§ **Written problem**
Transcribe every entry word for word. Skip the pictures.

§ **Records shown**
begin

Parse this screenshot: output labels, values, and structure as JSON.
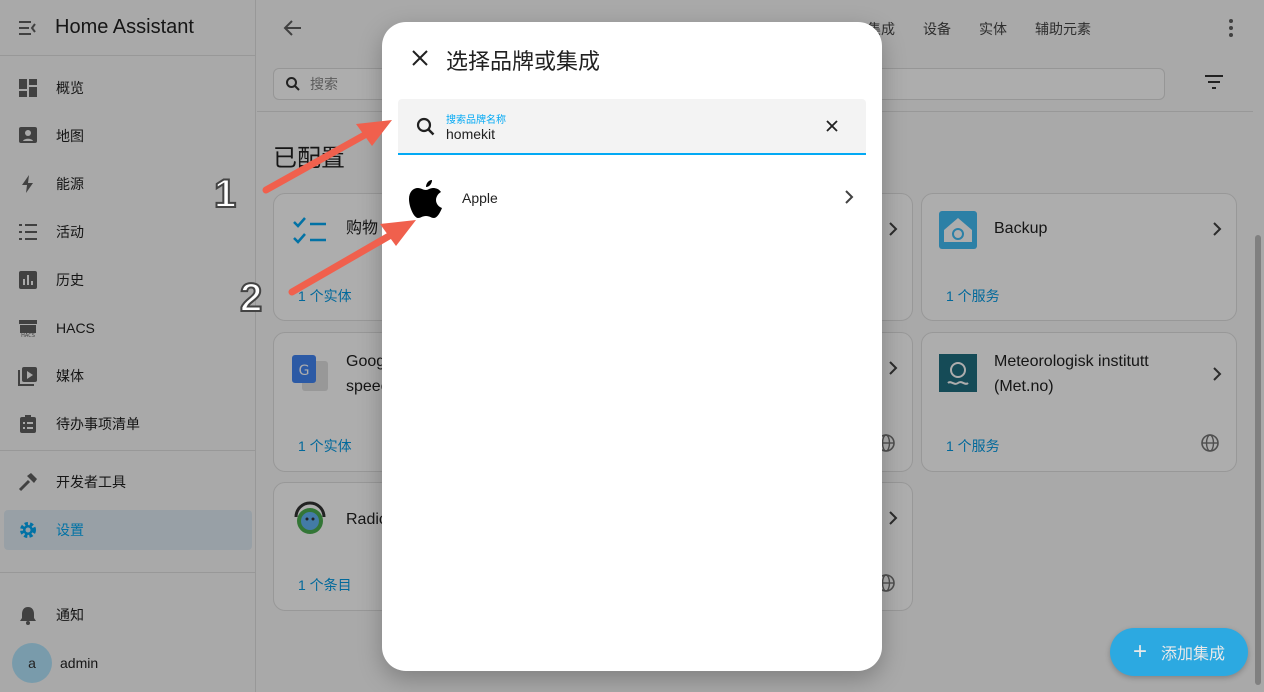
{
  "app": {
    "title": "Home Assistant"
  },
  "sidebar": {
    "items": [
      {
        "label": "概览",
        "icon": "dashboard-icon"
      },
      {
        "label": "地图",
        "icon": "map-icon"
      },
      {
        "label": "能源",
        "icon": "lightning-icon"
      },
      {
        "label": "活动",
        "icon": "list-icon"
      },
      {
        "label": "历史",
        "icon": "chart-icon"
      },
      {
        "label": "HACS",
        "icon": "hacs-icon"
      },
      {
        "label": "媒体",
        "icon": "media-icon"
      },
      {
        "label": "待办事项清单",
        "icon": "clipboard-icon"
      },
      {
        "label": "开发者工具",
        "icon": "hammer-icon"
      },
      {
        "label": "设置",
        "icon": "gear-icon",
        "active": true
      }
    ],
    "notifications": "通知",
    "user": {
      "initial": "a",
      "name": "admin"
    }
  },
  "main": {
    "tabs_text": "集成　　设备　　实体　　辅助元素",
    "search_placeholder": "搜索",
    "section_title": "已配置",
    "cards": [
      {
        "title": "购物",
        "footer": "1 个实体"
      },
      {
        "title": "Backup",
        "footer": "1 个服务"
      },
      {
        "title": "Goog",
        "title2": "speec",
        "footer": "1 个实体"
      },
      {
        "title": "Meteorologisk institutt",
        "title2": "(Met.no)",
        "footer": "1 个服务"
      },
      {
        "title": "Radic",
        "footer": "1 个条目"
      }
    ],
    "fab_label": "添加集成"
  },
  "dialog": {
    "title": "选择品牌或集成",
    "search_label": "搜索品牌名称",
    "search_value": "homekit",
    "results": [
      {
        "label": "Apple",
        "icon": "apple-icon"
      }
    ]
  },
  "annotations": {
    "step1": "1",
    "step2": "2"
  },
  "colors": {
    "accent": "#03a9f4",
    "arrow": "#f0604d"
  }
}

end

§ **Task output**
Parse this screenshot: output labels, values, and structure as JSON.
{
  "app": {
    "title": "Home Assistant"
  },
  "sidebar": {
    "items": [
      {
        "label": "概览",
        "icon": "dashboard-icon"
      },
      {
        "label": "地图",
        "icon": "map-icon"
      },
      {
        "label": "能源",
        "icon": "lightning-icon"
      },
      {
        "label": "活动",
        "icon": "list-icon"
      },
      {
        "label": "历史",
        "icon": "chart-icon"
      },
      {
        "label": "HACS",
        "icon": "hacs-icon"
      },
      {
        "label": "媒体",
        "icon": "media-icon"
      },
      {
        "label": "待办事项清单",
        "icon": "clipboard-icon"
      },
      {
        "label": "开发者工具",
        "icon": "hammer-icon"
      },
      {
        "label": "设置",
        "icon": "gear-icon",
        "active": true
      }
    ],
    "notifications": "通知",
    "user": {
      "initial": "a",
      "name": "admin"
    }
  },
  "main": {
    "tabs_text": "集成　　设备　　实体　　辅助元素",
    "search_placeholder": "搜索",
    "section_title": "已配置",
    "cards": [
      {
        "title": "购物",
        "footer": "1 个实体"
      },
      {
        "title": "Backup",
        "footer": "1 个服务"
      },
      {
        "title": "Goog",
        "title2": "speec",
        "footer": "1 个实体"
      },
      {
        "title": "Meteorologisk institutt",
        "title2": "(Met.no)",
        "footer": "1 个服务"
      },
      {
        "title": "Radic",
        "footer": "1 个条目"
      }
    ],
    "fab_label": "添加集成"
  },
  "dialog": {
    "title": "选择品牌或集成",
    "search_label": "搜索品牌名称",
    "search_value": "homekit",
    "results": [
      {
        "label": "Apple",
        "icon": "apple-icon"
      }
    ]
  },
  "annotations": {
    "step1": "1",
    "step2": "2"
  },
  "colors": {
    "accent": "#03a9f4",
    "arrow": "#f0604d"
  }
}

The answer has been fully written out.